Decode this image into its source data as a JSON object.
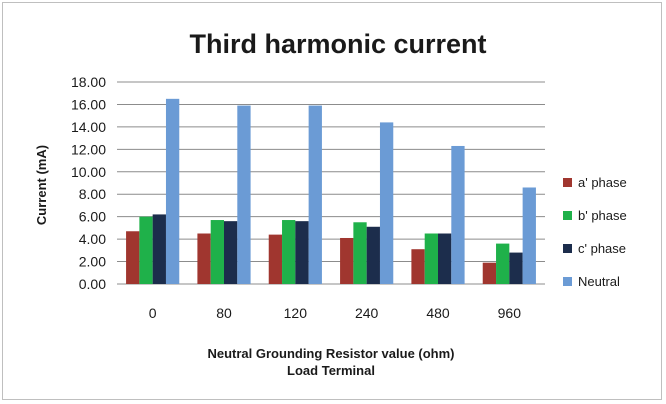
{
  "chart_data": {
    "type": "bar",
    "title": "Third harmonic current",
    "ylabel": "Current (mA)",
    "xlabel": "Neutral Grounding Resistor value (ohm)",
    "xlabel2": "Load Terminal",
    "categories": [
      "0",
      "80",
      "120",
      "240",
      "480",
      "960"
    ],
    "ylim": [
      0,
      18
    ],
    "yticks": [
      "0.00",
      "2.00",
      "4.00",
      "6.00",
      "8.00",
      "10.00",
      "12.00",
      "14.00",
      "16.00",
      "18.00"
    ],
    "grid": true,
    "legend_position": "right",
    "series": [
      {
        "name": "a' phase",
        "color": "#a0362f",
        "values": [
          4.7,
          4.5,
          4.4,
          4.1,
          3.1,
          1.9
        ]
      },
      {
        "name": "b' phase",
        "color": "#1fb14a",
        "values": [
          6.0,
          5.7,
          5.7,
          5.5,
          4.5,
          3.6
        ]
      },
      {
        "name": "c' phase",
        "color": "#1c2d4c",
        "values": [
          6.2,
          5.6,
          5.6,
          5.1,
          4.5,
          2.8
        ]
      },
      {
        "name": "Neutral",
        "color": "#6b9bd5",
        "values": [
          16.5,
          15.9,
          15.9,
          14.4,
          12.3,
          8.6
        ]
      }
    ]
  }
}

Given task: How many lines of the data hold the string "name"? Reply with the number alone.

Task result: 4